[Data entries]
— begin —

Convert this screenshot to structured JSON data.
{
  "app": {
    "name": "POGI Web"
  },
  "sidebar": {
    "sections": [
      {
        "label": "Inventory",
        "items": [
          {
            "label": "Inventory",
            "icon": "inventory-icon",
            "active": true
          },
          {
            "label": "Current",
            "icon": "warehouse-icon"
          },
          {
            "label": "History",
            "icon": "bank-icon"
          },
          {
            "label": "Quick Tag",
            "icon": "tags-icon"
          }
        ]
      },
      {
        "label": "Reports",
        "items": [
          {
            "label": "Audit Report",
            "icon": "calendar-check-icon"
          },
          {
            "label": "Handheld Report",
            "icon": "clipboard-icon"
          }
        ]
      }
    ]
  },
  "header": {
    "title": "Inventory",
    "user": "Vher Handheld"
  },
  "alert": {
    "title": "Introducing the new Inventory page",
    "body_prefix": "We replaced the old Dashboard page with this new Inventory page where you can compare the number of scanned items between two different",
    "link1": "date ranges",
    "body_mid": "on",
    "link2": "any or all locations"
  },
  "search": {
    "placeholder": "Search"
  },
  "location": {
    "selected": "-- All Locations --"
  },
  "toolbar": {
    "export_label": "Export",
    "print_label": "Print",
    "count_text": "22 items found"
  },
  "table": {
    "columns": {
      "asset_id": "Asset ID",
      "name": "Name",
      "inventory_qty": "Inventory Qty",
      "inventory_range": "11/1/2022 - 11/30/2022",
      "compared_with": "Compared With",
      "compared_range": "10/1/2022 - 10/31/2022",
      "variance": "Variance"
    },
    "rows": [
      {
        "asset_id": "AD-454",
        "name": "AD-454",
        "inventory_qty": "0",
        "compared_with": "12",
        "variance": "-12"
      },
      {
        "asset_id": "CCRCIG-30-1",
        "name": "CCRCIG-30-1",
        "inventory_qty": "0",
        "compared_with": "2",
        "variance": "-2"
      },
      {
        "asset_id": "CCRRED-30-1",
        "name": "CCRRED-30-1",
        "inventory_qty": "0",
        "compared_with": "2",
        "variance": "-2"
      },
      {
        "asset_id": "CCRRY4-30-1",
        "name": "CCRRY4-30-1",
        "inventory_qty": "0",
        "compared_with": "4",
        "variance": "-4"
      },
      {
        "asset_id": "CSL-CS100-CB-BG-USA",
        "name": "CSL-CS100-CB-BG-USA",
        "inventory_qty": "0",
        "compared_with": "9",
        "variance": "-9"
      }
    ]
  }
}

— end —

◆ **Stated exercise**:
Pull out all lines from the listing that contain the string "title".

◆ **Exercise solution**:
    "title": "Inventory",
    "title": "Introducing the new Inventory page",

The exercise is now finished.